- GIVEN REQUEST
Among the records below, find each line that includes the string "StrainIs" and copy it.

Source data
— START —
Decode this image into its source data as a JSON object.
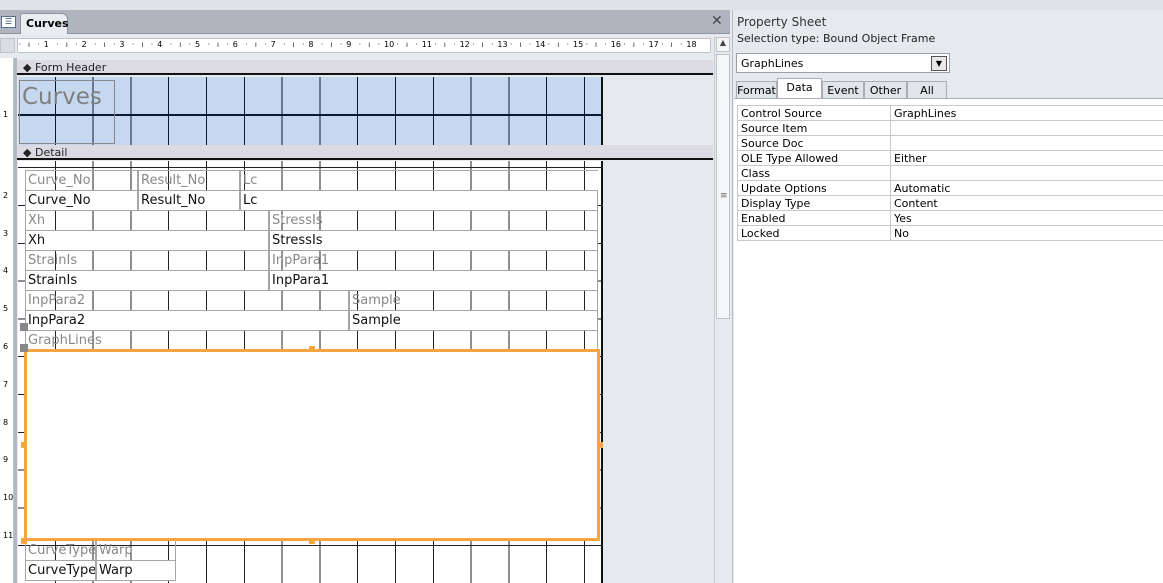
{
  "document_tab": {
    "title": "Curves",
    "icon": "form-icon"
  },
  "ruler": {
    "h_marks": [
      "1",
      "2",
      "3",
      "4",
      "5",
      "6",
      "7",
      "8",
      "9",
      "10",
      "11",
      "12",
      "13",
      "14",
      "15",
      "16",
      "17",
      "18"
    ],
    "v_marks": [
      "1",
      "2",
      "3",
      "4",
      "5",
      "6",
      "7",
      "8",
      "9",
      "10",
      "11"
    ]
  },
  "sections": {
    "header": "Form Header",
    "detail": "Detail"
  },
  "form_title": "Curves",
  "controls": {
    "curve_no_label": "Curve_No",
    "curve_no": "Curve_No",
    "result_no_label": "Result_No",
    "result_no": "Result_No",
    "lc_label": "Lc",
    "lc": "Lc",
    "xh_label": "Xh",
    "xh": "Xh",
    "stressis_label": "StressIs",
    "stressis": "StressIs",
    "strainis_label": "StrainIs",
    "strainis": "StrainIs",
    "inppara1_label": "InpPara1",
    "inppara1": "InpPara1",
    "inppara2_label": "InpPara2",
    "inppara2": "InpPara2",
    "sample_label": "Sample",
    "sample": "Sample",
    "graphlines_label": "GraphLines",
    "curvetype_label": "CurveType",
    "curvetype": "CurveType",
    "warp_label": "Warp",
    "warp": "Warp"
  },
  "selection_color": "#f7a540",
  "property_sheet": {
    "title": "Property Sheet",
    "selection_type": "Selection type:  Bound Object Frame",
    "selected_object": "GraphLines",
    "tabs": [
      "Format",
      "Data",
      "Event",
      "Other",
      "All"
    ],
    "active_tab": "Data",
    "properties": [
      {
        "name": "Control Source",
        "value": "GraphLines"
      },
      {
        "name": "Source Item",
        "value": ""
      },
      {
        "name": "Source Doc",
        "value": ""
      },
      {
        "name": "OLE Type Allowed",
        "value": "Either"
      },
      {
        "name": "Class",
        "value": ""
      },
      {
        "name": "Update Options",
        "value": "Automatic"
      },
      {
        "name": "Display Type",
        "value": "Content"
      },
      {
        "name": "Enabled",
        "value": "Yes"
      },
      {
        "name": "Locked",
        "value": "No"
      }
    ]
  }
}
— END —
- COMPLETE RESPONSE
    "strainis_label": "StrainIs",
    "strainis": "StrainIs",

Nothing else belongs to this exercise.